Make an exact copy of the entries below.

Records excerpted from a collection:
%%

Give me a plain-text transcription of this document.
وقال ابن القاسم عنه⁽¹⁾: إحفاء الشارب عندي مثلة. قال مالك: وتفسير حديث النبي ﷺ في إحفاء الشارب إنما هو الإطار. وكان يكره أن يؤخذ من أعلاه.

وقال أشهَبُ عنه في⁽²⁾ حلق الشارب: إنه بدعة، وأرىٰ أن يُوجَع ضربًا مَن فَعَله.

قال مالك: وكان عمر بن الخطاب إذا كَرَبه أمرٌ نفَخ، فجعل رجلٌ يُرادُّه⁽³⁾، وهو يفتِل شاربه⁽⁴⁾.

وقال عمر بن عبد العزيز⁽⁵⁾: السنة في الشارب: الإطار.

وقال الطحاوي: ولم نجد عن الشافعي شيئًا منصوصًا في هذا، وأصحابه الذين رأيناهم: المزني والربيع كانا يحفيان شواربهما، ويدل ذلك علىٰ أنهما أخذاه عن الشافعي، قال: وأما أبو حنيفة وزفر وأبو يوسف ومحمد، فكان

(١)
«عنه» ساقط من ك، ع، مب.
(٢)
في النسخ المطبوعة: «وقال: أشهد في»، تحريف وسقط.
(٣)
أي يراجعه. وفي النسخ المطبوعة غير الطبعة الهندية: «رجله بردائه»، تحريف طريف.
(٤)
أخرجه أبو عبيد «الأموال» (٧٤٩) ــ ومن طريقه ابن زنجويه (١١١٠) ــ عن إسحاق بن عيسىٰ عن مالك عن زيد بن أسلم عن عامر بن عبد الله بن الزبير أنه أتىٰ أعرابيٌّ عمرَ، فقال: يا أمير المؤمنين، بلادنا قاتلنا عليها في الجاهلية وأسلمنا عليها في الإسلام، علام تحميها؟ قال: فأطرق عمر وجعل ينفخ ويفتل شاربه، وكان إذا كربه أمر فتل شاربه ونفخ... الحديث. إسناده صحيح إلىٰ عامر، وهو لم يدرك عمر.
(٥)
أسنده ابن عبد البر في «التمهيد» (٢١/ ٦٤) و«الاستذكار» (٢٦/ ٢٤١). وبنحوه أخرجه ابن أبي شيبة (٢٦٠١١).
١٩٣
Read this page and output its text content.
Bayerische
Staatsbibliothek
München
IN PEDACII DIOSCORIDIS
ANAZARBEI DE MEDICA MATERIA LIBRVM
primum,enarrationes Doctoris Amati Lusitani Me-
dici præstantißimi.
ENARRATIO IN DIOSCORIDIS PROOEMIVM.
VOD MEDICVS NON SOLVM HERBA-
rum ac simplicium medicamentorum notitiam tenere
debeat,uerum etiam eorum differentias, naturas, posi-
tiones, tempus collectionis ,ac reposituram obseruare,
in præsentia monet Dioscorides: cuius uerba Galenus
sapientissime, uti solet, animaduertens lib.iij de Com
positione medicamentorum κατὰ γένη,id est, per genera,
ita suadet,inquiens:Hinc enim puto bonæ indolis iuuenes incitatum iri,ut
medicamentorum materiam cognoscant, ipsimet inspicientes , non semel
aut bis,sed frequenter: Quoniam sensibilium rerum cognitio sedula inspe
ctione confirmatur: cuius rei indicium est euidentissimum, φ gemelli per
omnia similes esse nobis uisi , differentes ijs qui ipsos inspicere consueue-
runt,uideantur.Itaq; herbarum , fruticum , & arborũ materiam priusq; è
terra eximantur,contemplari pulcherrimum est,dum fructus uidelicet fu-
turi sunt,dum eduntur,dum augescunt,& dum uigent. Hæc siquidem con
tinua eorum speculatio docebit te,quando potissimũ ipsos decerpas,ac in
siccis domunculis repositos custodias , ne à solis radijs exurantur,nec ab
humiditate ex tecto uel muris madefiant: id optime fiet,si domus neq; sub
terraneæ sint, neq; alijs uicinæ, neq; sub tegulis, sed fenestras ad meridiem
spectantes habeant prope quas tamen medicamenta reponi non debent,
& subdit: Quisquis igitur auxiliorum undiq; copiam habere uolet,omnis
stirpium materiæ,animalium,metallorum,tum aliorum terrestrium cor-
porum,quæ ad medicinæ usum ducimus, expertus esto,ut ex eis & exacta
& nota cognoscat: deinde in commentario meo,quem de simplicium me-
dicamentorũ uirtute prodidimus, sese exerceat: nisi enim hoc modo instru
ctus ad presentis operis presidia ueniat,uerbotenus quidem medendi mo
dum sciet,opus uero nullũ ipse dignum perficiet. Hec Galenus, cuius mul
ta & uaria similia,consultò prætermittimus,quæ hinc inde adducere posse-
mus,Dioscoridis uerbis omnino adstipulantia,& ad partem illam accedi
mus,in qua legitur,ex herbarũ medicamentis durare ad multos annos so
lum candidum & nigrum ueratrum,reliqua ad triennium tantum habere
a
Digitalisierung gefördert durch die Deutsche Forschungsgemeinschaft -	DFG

%%

The completed task ::
Give me a plain-text transcription of this document.
وقال ابن القاسم عنه⁽¹⁾: إحفاء الشارب عندي مثلة. قال مالك: وتفسير حديث النبي ﷺ في إحفاء الشارب إنما هو الإطار. وكان يكره أن يؤخذ من أعلاه.

وقال أشهَبُ عنه في⁽²⁾ حلق الشارب: إنه بدعة، وأرىٰ أن يُوجَع ضربًا مَن فَعَله.

قال مالك: وكان عمر بن الخطاب إذا كَرَبه أمرٌ نفَخ، فجعل رجلٌ يُرادُّه⁽³⁾، وهو يفتِل شاربه⁽⁴⁾.

وقال عمر بن عبد العزيز⁽⁵⁾: السنة في الشارب: الإطار.

وقال الطحاوي: ولم نجد عن الشافعي شيئًا منصوصًا في هذا، وأصحابه الذين رأيناهم: المزني والربيع كانا يحفيان شواربهما، ويدل ذلك علىٰ أنهما أخذاه عن الشافعي، قال: وأما أبو حنيفة وزفر وأبو يوسف ومحمد، فكان

(١)
«عنه» ساقط من ك، ع، مب.
(٢)
في النسخ المطبوعة: «وقال: أشهد في»، تحريف وسقط.
(٣)
أي يراجعه. وفي النسخ المطبوعة غير الطبعة الهندية: «رجله بردائه»، تحريف طريف.
(٤)
أخرجه أبو عبيد «الأموال» (٧٤٩) ــ ومن طريقه ابن زنجويه (١١١٠) ــ عن إسحاق بن عيسىٰ عن مالك عن زيد بن أسلم عن عامر بن عبد الله بن الزبير أنه أتىٰ أعرابيٌّ عمرَ، فقال: يا أمير المؤمنين، بلادنا قاتلنا عليها في الجاهلية وأسلمنا عليها في الإسلام، علام تحميها؟ قال: فأطرق عمر وجعل ينفخ ويفتل شاربه، وكان إذا كربه أمر فتل شاربه ونفخ... الحديث. إسناده صحيح إلىٰ عامر، وهو لم يدرك عمر.
(٥)
أسنده ابن عبد البر في «التمهيد» (٢١/ ٦٤) و«الاستذكار» (٢٦/ ٢٤١). وبنحوه أخرجه ابن أبي شيبة (٢٦٠١١).
١٩٣
Read this page and output its text content.
Bayerische
Staatsbibliothek
München
IN PEDACII DIOSCORIDIS
ANAZARBEI DE MEDICA MATERIA LIBRVM
primum,enarrationes Doctoris Amati Lusitani Me-
dici præstantißimi.
ENARRATIO IN DIOSCORIDIS PROOEMIVM.
VOD MEDICVS NON SOLVM HERBA-
rum ac simplicium medicamentorum notitiam tenere
debeat,uerum etiam eorum differentias, naturas, posi-
tiones, tempus collectionis ,ac reposituram obseruare,
in præsentia monet Dioscorides: cuius uerba Galenus
sapientissime, uti solet, animaduertens lib.iij de Com
positione medicamentorum κατὰ γένη,id est, per genera,
ita suadet,inquiens:Hinc enim puto bonæ indolis iuuenes incitatum iri,ut
medicamentorum materiam cognoscant, ipsimet inspicientes , non semel
aut bis,sed frequenter: Quoniam sensibilium rerum cognitio sedula inspe
ctione confirmatur: cuius rei indicium est euidentissimum, φ gemelli per
omnia similes esse nobis uisi , differentes ijs qui ipsos inspicere consueue-
runt,uideantur.Itaq; herbarum , fruticum , & arborũ materiam priusq; è
terra eximantur,contemplari pulcherrimum est,dum fructus uidelicet fu-
turi sunt,dum eduntur,dum augescunt,& dum uigent. Hæc siquidem con
tinua eorum speculatio docebit te,quando potissimũ ipsos decerpas,ac in
siccis domunculis repositos custodias , ne à solis radijs exurantur,nec ab
humiditate ex tecto uel muris madefiant: id optime fiet,si domus neq; sub
terraneæ sint, neq; alijs uicinæ, neq; sub tegulis, sed fenestras ad meridiem
spectantes habeant prope quas tamen medicamenta reponi non debent,
& subdit: Quisquis igitur auxiliorum undiq; copiam habere uolet,omnis
stirpium materiæ,animalium,metallorum,tum aliorum terrestrium cor-
porum,quæ ad medicinæ usum ducimus, expertus esto,ut ex eis & exacta
& nota cognoscat: deinde in commentario meo,quem de simplicium me-
dicamentorũ uirtute prodidimus, sese exerceat: nisi enim hoc modo instru
ctus ad presentis operis presidia ueniat,uerbotenus quidem medendi mo
dum sciet,opus uero nullũ ipse dignum perficiet. Hec Galenus, cuius mul
ta & uaria similia,consultò prætermittimus,quæ hinc inde adducere posse-
mus,Dioscoridis uerbis omnino adstipulantia,& ad partem illam accedi
mus,in qua legitur,ex herbarũ medicamentis durare ad multos annos so
lum candidum & nigrum ueratrum,reliqua ad triennium tantum habere
a
Digitalisierung gefördert durch die Deutsche Forschungsgemeinschaft -	DFG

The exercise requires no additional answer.